§ **Exercise brief**: Could you return every record below exactly as it is written?

§ **Data entries**:
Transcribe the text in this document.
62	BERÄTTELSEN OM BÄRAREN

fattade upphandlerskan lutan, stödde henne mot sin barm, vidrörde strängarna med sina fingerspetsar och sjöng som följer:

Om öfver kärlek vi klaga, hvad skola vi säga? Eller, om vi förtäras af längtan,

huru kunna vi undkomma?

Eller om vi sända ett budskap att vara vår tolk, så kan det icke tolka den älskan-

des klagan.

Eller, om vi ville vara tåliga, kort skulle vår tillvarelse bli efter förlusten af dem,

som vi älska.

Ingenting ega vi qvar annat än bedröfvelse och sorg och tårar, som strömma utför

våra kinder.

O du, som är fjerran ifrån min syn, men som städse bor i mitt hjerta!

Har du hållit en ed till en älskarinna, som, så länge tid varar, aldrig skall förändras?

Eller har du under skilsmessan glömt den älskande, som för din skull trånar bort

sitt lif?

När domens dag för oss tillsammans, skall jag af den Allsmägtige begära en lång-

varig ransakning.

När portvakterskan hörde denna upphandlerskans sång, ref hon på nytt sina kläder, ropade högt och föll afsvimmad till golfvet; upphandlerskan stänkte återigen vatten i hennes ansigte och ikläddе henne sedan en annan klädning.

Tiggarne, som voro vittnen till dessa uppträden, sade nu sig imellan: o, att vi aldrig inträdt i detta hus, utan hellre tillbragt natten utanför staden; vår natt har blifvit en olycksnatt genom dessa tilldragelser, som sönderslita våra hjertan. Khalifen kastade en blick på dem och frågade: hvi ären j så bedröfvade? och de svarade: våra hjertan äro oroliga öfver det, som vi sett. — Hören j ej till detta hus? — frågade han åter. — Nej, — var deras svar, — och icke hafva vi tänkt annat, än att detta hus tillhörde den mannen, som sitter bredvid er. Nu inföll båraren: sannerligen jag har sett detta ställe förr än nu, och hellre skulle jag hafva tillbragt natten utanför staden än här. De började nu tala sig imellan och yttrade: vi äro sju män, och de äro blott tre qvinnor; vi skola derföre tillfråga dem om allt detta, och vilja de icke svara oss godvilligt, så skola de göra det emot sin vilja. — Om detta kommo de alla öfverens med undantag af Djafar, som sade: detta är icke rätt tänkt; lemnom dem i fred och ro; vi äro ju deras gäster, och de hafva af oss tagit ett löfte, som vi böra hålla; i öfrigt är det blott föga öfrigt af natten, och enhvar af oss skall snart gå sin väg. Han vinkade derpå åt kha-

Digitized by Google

§ **Expected answer**:
Transcribe the text in this document.
62	BERÄTTELSEN OM BÄRAREN

fattade upphandlerskan lutan, stödde henne mot sin barm, vidrörde strängarna med sina fingerspetsar och sjöng som följer:

Om öfver kärlek vi klaga, hvad skola vi säga? Eller, om vi förtäras af längtan,

huru kunna vi undkomma?

Eller om vi sända ett budskap att vara vår tolk, så kan det icke tolka den älskan-

des klagan.

Eller, om vi ville vara tåliga, kort skulle vår tillvarelse bli efter förlusten af dem,

som vi älska.

Ingenting ega vi qvar annat än bedröfvelse och sorg och tårar, som strömma utför

våra kinder.

O du, som är fjerran ifrån min syn, men som städse bor i mitt hjerta!

Har du hållit en ed till en älskarinna, som, så länge tid varar, aldrig skall förändras?

Eller har du under skilsmessan glömt den älskande, som för din skull trånar bort

sitt lif?

När domens dag för oss tillsammans, skall jag af den Allsmägtige begära en lång-

varig ransakning.

När portvakterskan hörde denna upphandlerskans sång, ref hon på nytt sina kläder, ropade högt och föll afsvimmad till golfvet; upphandlerskan stänkte återigen vatten i hennes ansigte och ikläddе henne sedan en annan klädning.

Tiggarne, som voro vittnen till dessa uppträden, sade nu sig imellan: o, att vi aldrig inträdt i detta hus, utan hellre tillbragt natten utanför staden; vår natt har blifvit en olycksnatt genom dessa tilldragelser, som sönderslita våra hjertan. Khalifen kastade en blick på dem och frågade: hvi ären j så bedröfvade? och de svarade: våra hjertan äro oroliga öfver det, som vi sett. — Hören j ej till detta hus? — frågade han åter. — Nej, — var deras svar, — och icke hafva vi tänkt annat, än att detta hus tillhörde den mannen, som sitter bredvid er. Nu inföll båraren: sannerligen jag har sett detta ställe förr än nu, och hellre skulle jag hafva tillbragt natten utanför staden än här. De började nu tala sig imellan och yttrade: vi äro sju män, och de äro blott tre qvinnor; vi skola derföre tillfråga dem om allt detta, och vilja de icke svara oss godvilligt, så skola de göra det emot sin vilja. — Om detta kommo de alla öfverens med undantag af Djafar, som sade: detta är icke rätt tänkt; lemnom dem i fred och ro; vi äro ju deras gäster, och de hafva af oss tagit ett löfte, som vi böra hålla; i öfrigt är det blott föga öfrigt af natten, och enhvar af oss skall snart gå sin väg. Han vinkade derpå åt kha-

Digitized by Google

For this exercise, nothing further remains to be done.